* EXCERPTED PASSAGE
--------

I’m curious.
Is that what Elaine wanted in that one Seinfeld episode? I don’t feel like googling it right now…
FWIW:
You can buy it in Canada.
I think it was simple lack of demand. More and more women were using birth control pills instead.
I believe it’s back on the market again, but the reason it went off the market the first time is that the company making it couldn’t bring the quality of the water[sup]*[/sup] at the manufacturing site up to FDA minimum standards in an economical fashion, so they just dropped the product.
As for demand, I personally ‘knew’ a fair number of women that much preferred the sponge to any other form of birth control.
[sup]*[/sup]‘Dirty’ water = FDA approval cancelled.
I thought I had read (at the time they took it off the market) that there was a suspicion that it was linked to Toxic Shock Syndrome. Never bothered to confirm if that was true or not.

--------

Page segmentation data:

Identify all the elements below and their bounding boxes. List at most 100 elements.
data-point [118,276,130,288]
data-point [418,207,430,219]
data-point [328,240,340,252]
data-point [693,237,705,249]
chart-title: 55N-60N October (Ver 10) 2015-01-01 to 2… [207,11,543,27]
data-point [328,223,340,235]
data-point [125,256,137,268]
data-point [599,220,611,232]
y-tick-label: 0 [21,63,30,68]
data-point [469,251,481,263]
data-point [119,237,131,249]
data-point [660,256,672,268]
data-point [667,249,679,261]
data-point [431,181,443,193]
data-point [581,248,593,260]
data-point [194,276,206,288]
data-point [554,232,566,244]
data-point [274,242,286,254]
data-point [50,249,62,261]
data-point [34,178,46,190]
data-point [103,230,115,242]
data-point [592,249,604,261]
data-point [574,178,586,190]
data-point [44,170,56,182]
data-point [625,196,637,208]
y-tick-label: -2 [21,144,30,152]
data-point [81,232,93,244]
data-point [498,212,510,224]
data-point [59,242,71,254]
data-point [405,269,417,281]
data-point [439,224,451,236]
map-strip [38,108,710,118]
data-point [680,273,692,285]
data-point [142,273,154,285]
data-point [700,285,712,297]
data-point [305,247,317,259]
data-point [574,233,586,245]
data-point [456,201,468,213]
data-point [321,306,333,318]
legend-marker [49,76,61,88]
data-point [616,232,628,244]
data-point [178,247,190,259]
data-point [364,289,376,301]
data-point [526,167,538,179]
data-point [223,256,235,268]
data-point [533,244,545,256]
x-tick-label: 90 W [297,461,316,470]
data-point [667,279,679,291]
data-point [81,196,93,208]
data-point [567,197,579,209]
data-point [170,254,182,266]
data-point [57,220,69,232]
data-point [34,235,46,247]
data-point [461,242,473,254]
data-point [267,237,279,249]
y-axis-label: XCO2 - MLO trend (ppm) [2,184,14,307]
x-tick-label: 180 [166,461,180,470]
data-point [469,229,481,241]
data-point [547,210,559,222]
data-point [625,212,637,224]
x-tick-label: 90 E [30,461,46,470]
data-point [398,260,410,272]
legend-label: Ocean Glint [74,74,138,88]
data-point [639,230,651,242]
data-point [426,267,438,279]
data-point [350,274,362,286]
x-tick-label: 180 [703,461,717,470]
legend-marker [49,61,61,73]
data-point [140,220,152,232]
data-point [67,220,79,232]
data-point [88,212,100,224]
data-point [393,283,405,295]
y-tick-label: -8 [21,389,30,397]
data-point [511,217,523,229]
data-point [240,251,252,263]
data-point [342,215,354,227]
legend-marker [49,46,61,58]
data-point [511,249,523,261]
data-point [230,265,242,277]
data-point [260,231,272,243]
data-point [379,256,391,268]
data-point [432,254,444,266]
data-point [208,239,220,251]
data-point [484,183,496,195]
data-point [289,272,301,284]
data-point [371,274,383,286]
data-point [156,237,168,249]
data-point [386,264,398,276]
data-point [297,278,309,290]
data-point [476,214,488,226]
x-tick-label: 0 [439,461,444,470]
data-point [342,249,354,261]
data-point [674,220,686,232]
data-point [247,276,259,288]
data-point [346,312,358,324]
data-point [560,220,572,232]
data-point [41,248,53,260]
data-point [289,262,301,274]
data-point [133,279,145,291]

--------

* TASK TO COMPLETE
Resume the forum thread about why the birth control sponge went off the market, starting right after its last post.

* RESULT
Dunno about the TSS link, but the company cited the water situation when they pulled the sponge. I know, my girlfriend and I used them, ah, regularly, and all of a sudden they disappeared on us, so I asked the pharmacist. She showed me a copy of the press release. Could easily have been as a cover for other reasons, I suppose.
Yes. Evidently American women couldn’t find enough American men who are spongeworthy
I too would like to know the exact reason they were discontinued.Used to use them all the time before my husband…never mind.
This may toss this post into IMHO too, but I believe there were rantings from idiot women who may have thought the sponges were supposed to last all month and got terribly ill… Maybe all they could find to charge the company with was impure water, but I think it was moronic users that ruined it for the rest of us.
Pretty sure they’re still available, but probably have larger print instructions showing stick figure drawings with the red circle and slash line through it at the 8 hour mark on the analog clock now.
http://www.angelfire.com/tn/talbot/todaysponge.html
It’s back on the market, by the way http://www.msnbc.com/news/880659.asp?cp1=1
Toldja so!
Are we going to take something posted on an angelfire site as the last word? Note the MSNBC story.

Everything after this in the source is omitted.